DIRECTIONS: Please transcribe the records precisely; pictures stay out of your copy.

EXERCISE INPUT:
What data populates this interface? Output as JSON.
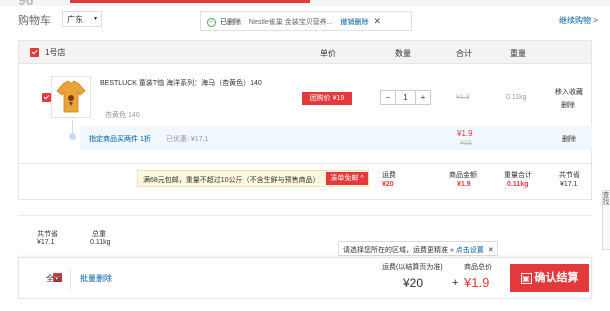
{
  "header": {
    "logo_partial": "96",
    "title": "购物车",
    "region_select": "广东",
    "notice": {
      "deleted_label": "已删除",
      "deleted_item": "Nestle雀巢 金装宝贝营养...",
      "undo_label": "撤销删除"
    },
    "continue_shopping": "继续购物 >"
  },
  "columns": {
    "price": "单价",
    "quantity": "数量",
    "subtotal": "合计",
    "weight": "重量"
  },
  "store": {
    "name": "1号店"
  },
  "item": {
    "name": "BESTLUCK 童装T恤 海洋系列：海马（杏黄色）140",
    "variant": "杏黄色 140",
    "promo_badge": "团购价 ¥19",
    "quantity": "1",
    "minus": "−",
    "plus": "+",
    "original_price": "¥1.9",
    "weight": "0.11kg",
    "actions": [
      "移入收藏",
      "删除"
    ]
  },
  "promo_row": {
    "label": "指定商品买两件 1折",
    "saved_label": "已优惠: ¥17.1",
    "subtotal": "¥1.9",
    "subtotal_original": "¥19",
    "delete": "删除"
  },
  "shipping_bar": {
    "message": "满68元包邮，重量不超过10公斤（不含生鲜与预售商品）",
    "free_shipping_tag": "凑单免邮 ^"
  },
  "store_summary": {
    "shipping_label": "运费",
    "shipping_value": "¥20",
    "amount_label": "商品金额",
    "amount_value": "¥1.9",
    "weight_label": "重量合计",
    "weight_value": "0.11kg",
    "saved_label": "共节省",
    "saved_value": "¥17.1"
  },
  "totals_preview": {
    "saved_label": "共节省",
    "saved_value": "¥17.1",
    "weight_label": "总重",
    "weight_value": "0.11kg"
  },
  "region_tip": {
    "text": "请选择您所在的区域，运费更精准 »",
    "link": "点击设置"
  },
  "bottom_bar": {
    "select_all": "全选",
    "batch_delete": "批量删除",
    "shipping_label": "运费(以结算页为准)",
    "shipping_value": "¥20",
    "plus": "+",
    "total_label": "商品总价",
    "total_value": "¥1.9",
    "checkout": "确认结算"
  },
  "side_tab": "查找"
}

ANSWER TO THE EXERCISE:
What data populates this interface? Output as JSON.
{
  "header": {
    "logo_partial": "96",
    "title": "购物车",
    "region_select": "广东",
    "notice": {
      "deleted_label": "已删除",
      "deleted_item": "Nestle雀巢 金装宝贝营养...",
      "undo_label": "撤销删除"
    },
    "continue_shopping": "继续购物 >"
  },
  "columns": {
    "price": "单价",
    "quantity": "数量",
    "subtotal": "合计",
    "weight": "重量"
  },
  "store": {
    "name": "1号店"
  },
  "item": {
    "name": "BESTLUCK 童装T恤 海洋系列：海马（杏黄色）140",
    "variant": "杏黄色 140",
    "promo_badge": "团购价 ¥19",
    "quantity": "1",
    "minus": "−",
    "plus": "+",
    "original_price": "¥1.9",
    "weight": "0.11kg",
    "actions": [
      "移入收藏",
      "删除"
    ]
  },
  "promo_row": {
    "label": "指定商品买两件 1折",
    "saved_label": "已优惠: ¥17.1",
    "subtotal": "¥1.9",
    "subtotal_original": "¥19",
    "delete": "删除"
  },
  "shipping_bar": {
    "message": "满68元包邮，重量不超过10公斤（不含生鲜与预售商品）",
    "free_shipping_tag": "凑单免邮 ^"
  },
  "store_summary": {
    "shipping_label": "运费",
    "shipping_value": "¥20",
    "amount_label": "商品金额",
    "amount_value": "¥1.9",
    "weight_label": "重量合计",
    "weight_value": "0.11kg",
    "saved_label": "共节省",
    "saved_value": "¥17.1"
  },
  "totals_preview": {
    "saved_label": "共节省",
    "saved_value": "¥17.1",
    "weight_label": "总重",
    "weight_value": "0.11kg"
  },
  "region_tip": {
    "text": "请选择您所在的区域，运费更精准 »",
    "link": "点击设置"
  },
  "bottom_bar": {
    "select_all": "全选",
    "batch_delete": "批量删除",
    "shipping_label": "运费(以结算页为准)",
    "shipping_value": "¥20",
    "plus": "+",
    "total_label": "商品总价",
    "total_value": "¥1.9",
    "checkout": "确认结算"
  },
  "side_tab": "查找"
}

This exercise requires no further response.